To be done → Return all lines that include the string "ffffff".

Input →
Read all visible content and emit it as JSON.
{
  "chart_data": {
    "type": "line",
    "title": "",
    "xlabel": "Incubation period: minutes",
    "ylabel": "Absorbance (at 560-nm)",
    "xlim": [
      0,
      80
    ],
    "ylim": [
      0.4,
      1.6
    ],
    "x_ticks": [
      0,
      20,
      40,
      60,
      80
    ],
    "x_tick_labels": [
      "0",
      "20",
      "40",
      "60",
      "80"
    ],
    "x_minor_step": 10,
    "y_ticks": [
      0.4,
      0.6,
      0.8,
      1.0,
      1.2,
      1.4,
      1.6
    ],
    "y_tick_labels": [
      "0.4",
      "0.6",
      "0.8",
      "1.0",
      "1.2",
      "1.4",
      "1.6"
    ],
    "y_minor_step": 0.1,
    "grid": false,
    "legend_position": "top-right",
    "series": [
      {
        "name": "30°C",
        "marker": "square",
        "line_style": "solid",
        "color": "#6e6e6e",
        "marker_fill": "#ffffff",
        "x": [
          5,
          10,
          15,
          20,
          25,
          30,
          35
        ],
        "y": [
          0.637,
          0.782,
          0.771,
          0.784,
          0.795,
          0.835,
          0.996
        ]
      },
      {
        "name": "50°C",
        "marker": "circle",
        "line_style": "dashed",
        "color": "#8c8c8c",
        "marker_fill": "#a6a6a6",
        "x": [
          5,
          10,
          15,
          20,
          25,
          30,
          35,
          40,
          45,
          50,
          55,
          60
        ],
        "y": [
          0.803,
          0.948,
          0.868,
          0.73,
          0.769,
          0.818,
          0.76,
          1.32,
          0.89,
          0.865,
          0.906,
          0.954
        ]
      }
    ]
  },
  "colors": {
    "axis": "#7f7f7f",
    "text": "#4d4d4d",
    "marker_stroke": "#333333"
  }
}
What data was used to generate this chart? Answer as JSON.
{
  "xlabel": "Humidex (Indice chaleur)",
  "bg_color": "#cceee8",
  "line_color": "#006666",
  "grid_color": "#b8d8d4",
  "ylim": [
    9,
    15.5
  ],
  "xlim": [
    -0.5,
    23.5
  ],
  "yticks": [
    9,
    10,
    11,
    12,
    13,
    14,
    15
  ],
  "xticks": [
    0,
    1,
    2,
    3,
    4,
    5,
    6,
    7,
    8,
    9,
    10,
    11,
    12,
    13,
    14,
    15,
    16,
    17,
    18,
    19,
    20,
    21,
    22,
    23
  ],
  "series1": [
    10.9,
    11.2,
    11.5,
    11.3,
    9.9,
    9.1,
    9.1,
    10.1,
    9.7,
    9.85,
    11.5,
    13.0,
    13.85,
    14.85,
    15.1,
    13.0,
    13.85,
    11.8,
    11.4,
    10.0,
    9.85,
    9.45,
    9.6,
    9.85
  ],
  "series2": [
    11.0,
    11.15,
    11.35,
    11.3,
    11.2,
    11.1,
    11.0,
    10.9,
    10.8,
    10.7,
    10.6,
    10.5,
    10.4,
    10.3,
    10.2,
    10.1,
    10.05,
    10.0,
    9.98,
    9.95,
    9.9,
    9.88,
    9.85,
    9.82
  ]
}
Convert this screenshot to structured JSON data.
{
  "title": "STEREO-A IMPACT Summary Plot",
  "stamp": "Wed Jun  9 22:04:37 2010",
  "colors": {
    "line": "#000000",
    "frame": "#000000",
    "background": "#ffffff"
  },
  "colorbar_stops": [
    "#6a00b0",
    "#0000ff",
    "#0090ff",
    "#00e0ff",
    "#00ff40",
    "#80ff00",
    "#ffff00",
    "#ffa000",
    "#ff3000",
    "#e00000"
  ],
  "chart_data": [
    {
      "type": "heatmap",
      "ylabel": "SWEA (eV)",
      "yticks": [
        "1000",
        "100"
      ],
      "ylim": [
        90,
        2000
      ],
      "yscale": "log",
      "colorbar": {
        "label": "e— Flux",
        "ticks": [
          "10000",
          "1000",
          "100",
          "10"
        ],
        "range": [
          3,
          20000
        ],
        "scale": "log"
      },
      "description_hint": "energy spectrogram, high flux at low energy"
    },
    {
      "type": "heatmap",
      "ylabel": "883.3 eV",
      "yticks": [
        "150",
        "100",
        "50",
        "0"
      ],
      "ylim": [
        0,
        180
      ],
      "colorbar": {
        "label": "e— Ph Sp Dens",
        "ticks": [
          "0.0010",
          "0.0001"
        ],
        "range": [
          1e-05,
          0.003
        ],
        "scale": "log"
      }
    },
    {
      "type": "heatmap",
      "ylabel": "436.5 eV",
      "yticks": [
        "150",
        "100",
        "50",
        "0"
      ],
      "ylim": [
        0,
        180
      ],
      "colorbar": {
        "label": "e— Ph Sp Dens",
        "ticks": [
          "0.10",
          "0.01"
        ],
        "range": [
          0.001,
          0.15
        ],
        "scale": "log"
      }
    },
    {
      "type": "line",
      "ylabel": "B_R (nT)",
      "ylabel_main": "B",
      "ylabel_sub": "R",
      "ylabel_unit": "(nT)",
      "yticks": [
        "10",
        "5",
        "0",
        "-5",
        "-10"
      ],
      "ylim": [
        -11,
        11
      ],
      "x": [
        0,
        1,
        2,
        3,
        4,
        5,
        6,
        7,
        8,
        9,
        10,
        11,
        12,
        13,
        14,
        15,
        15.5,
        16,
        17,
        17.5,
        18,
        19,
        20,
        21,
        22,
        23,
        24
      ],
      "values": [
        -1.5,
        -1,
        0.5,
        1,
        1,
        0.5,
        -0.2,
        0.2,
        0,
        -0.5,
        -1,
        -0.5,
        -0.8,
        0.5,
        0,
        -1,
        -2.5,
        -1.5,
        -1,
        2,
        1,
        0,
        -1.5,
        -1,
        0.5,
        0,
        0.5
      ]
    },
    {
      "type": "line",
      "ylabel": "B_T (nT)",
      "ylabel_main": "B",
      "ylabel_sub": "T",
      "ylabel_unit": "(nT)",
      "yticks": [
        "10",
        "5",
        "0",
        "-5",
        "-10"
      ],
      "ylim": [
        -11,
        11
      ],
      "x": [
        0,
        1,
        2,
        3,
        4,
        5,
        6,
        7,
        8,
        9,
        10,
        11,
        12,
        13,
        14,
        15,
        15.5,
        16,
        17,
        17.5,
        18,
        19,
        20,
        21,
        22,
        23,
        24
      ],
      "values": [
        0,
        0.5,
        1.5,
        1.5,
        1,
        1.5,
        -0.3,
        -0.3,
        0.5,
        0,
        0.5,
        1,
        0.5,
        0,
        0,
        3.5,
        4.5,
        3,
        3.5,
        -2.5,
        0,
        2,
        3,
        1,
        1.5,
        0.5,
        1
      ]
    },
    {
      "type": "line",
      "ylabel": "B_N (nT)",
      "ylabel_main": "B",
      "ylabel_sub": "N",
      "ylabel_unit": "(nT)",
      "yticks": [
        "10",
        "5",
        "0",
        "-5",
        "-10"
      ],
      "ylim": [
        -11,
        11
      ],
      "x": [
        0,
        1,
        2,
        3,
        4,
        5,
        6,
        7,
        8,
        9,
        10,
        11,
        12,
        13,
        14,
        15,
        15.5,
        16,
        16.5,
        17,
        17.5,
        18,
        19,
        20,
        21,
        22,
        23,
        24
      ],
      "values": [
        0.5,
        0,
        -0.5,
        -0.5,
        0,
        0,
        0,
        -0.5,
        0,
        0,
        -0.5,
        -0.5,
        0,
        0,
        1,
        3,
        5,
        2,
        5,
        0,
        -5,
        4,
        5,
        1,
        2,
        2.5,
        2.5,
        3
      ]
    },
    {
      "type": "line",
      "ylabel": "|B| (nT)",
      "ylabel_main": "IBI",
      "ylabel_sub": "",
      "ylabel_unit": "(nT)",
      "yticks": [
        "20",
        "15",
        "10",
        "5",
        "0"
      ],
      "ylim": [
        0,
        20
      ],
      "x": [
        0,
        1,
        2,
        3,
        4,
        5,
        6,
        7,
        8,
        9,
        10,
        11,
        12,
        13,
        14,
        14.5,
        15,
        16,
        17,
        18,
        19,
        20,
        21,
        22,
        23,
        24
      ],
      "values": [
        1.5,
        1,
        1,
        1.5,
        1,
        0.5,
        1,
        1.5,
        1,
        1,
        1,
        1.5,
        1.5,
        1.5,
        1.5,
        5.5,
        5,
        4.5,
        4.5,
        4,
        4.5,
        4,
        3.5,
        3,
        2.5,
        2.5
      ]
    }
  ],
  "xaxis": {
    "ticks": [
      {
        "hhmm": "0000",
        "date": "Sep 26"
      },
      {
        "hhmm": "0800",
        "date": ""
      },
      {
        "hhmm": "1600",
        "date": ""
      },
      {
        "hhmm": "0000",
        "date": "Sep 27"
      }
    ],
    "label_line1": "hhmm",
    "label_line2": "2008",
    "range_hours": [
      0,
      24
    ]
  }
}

The result →
        "marker_fill": "#ffffff",
    "background": "#ffffff"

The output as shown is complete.